STATED GOAL:
Copy only this range: the line with "Extract the structured" through the final line of the material, inclusive at both ends.

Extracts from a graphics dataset
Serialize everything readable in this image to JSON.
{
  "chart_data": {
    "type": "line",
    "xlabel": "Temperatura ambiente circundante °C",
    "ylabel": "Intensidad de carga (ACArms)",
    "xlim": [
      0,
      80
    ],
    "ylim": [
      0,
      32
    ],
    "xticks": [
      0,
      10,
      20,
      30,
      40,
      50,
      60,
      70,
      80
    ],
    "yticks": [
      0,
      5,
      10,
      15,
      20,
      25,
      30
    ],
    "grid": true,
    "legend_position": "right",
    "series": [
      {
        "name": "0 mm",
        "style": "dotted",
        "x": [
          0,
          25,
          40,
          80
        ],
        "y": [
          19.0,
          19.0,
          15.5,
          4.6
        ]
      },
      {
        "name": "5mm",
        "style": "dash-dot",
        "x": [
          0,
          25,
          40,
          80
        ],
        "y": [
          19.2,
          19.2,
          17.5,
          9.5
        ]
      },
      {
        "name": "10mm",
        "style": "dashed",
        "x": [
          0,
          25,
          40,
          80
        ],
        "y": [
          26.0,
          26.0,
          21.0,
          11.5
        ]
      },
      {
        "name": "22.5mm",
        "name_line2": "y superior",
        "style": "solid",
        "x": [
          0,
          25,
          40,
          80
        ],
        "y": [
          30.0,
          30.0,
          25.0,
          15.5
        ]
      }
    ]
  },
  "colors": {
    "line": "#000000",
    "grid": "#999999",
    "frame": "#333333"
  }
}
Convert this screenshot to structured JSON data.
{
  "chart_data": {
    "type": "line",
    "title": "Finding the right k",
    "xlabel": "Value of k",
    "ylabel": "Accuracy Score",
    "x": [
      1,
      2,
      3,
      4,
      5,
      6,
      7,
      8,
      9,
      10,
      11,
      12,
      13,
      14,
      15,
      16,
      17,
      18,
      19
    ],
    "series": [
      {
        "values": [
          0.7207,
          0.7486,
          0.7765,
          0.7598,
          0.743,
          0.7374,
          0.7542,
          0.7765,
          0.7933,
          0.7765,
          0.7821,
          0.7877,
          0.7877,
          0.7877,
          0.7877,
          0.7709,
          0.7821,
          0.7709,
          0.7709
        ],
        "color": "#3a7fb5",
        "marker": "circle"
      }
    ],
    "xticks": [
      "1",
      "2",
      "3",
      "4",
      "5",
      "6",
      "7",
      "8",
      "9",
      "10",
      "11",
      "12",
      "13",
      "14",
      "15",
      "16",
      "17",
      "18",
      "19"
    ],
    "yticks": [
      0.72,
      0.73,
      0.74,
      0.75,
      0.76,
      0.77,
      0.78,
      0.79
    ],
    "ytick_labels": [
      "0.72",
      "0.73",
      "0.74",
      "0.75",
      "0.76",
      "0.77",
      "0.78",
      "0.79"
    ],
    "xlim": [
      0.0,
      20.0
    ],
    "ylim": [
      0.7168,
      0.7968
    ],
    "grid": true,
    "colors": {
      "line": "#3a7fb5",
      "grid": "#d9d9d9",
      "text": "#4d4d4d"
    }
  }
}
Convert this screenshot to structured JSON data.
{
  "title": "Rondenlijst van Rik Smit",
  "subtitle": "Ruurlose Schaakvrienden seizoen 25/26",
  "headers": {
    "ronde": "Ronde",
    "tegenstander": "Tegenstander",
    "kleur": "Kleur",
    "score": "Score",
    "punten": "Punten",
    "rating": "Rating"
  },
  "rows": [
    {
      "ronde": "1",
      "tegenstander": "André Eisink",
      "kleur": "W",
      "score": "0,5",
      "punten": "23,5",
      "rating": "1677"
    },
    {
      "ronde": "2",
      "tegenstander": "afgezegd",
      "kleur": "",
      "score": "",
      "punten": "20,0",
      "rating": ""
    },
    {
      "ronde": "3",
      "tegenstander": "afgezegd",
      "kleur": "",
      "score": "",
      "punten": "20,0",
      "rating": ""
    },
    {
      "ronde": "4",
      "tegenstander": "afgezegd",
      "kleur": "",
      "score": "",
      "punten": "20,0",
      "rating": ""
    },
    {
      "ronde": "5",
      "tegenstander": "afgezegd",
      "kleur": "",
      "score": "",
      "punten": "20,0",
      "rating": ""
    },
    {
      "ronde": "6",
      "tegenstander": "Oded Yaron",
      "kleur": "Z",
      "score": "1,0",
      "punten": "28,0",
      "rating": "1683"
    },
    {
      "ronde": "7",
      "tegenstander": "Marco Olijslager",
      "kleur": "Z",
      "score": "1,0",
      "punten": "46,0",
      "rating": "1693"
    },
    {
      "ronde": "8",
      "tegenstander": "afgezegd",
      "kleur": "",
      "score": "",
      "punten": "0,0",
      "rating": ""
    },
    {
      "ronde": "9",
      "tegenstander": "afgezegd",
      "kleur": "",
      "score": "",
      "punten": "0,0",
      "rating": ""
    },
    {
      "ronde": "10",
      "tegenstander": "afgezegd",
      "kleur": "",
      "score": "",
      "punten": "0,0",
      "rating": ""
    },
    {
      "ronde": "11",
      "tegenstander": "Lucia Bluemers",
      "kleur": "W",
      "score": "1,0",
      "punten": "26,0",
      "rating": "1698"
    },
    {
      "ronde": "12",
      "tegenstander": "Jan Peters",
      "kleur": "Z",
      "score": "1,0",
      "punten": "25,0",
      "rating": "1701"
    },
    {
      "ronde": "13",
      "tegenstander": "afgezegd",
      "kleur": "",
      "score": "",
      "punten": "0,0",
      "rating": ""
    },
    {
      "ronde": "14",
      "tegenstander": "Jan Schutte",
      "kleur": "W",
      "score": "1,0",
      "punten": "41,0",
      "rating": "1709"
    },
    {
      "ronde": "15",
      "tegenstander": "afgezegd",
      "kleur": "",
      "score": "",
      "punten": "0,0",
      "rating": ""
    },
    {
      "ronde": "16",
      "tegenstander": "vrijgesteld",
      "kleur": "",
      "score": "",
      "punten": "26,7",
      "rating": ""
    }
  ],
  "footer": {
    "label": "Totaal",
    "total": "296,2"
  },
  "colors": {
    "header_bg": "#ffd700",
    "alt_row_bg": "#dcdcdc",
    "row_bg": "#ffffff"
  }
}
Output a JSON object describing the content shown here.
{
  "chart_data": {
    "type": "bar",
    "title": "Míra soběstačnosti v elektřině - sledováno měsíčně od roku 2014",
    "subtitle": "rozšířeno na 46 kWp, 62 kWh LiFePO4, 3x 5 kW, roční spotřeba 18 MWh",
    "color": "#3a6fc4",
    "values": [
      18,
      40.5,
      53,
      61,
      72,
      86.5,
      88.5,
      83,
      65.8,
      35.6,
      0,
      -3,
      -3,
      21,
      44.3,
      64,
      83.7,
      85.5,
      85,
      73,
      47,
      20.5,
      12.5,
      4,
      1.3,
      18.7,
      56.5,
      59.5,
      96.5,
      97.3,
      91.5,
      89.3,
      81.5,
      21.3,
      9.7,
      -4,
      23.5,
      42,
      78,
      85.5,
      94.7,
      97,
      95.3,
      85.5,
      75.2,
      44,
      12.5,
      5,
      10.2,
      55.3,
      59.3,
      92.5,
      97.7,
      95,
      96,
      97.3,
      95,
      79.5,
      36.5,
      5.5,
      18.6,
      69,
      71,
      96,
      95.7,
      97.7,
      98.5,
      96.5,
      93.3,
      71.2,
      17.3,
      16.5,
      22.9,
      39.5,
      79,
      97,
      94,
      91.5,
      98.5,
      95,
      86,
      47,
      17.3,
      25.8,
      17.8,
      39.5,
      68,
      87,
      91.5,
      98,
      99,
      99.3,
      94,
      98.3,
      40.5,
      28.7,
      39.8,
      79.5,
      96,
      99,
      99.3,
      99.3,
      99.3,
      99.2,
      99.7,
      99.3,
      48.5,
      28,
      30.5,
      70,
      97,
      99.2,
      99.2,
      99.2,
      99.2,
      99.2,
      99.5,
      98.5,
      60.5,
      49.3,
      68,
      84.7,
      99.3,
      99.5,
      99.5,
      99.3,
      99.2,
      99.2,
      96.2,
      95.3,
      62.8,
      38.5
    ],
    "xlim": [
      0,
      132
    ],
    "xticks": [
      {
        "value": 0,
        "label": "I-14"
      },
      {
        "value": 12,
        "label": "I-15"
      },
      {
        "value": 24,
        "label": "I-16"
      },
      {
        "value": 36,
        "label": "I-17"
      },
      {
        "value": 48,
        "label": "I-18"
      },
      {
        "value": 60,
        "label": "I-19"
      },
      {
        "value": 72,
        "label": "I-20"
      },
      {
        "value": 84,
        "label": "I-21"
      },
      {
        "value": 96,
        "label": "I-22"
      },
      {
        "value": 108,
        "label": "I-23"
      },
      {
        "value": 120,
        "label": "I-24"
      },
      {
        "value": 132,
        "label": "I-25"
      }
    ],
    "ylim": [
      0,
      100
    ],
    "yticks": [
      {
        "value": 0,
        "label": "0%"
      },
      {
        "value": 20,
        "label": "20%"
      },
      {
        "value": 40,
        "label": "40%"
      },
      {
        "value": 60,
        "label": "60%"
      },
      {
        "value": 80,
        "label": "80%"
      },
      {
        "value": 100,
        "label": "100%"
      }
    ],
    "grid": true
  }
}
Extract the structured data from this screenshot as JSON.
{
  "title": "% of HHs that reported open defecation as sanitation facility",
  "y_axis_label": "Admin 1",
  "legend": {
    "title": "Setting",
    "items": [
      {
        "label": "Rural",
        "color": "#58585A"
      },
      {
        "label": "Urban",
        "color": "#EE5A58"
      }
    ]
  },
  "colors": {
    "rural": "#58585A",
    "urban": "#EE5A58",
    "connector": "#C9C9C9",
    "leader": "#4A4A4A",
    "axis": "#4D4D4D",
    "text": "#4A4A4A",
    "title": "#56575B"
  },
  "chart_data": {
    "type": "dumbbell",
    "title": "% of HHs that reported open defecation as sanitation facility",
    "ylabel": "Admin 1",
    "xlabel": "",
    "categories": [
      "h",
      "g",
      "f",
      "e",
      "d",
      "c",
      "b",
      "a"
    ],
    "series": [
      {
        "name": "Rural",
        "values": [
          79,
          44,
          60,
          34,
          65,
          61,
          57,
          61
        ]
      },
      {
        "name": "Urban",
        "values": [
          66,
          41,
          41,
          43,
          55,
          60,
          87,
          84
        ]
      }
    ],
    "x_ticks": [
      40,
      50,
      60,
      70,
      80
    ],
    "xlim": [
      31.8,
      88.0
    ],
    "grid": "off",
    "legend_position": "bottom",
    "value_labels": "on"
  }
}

IN RESPONSE:
Extract the structured data from this screenshot as JSON.
{
  "title": "% of HHs that reported open defecation as sanitation facility",
  "y_axis_label": "Admin 1",
  "legend": {
    "title": "Setting",
    "items": [
      {
        "label": "Rural",
        "color": "#58585A"
      },
      {
        "label": "Urban",
        "color": "#EE5A58"
      }
    ]
  },
  "colors": {
    "rural": "#58585A",
    "urban": "#EE5A58",
    "connector": "#C9C9C9",
    "leader": "#4A4A4A",
    "axis": "#4D4D4D",
    "text": "#4A4A4A",
    "title": "#56575B"
  },
  "chart_data": {
    "type": "dumbbell",
    "title": "% of HHs that reported open defecation as sanitation facility",
    "ylabel": "Admin 1",
    "xlabel": "",
    "categories": [
      "h",
      "g",
      "f",
      "e",
      "d",
      "c",
      "b",
      "a"
    ],
    "series": [
      {
        "name": "Rural",
        "values": [
          79,
          44,
          60,
          34,
          65,
          61,
          57,
          61
        ]
      },
      {
        "name": "Urban",
        "values": [
          66,
          41,
          41,
          43,
          55,
          60,
          87,
          84
        ]
      }
    ],
    "x_ticks": [
      40,
      50,
      60,
      70,
      80
    ],
    "xlim": [
      31.8,
      88.0
    ],
    "grid": "off",
    "legend_position": "bottom",
    "value_labels": "on"
  }
}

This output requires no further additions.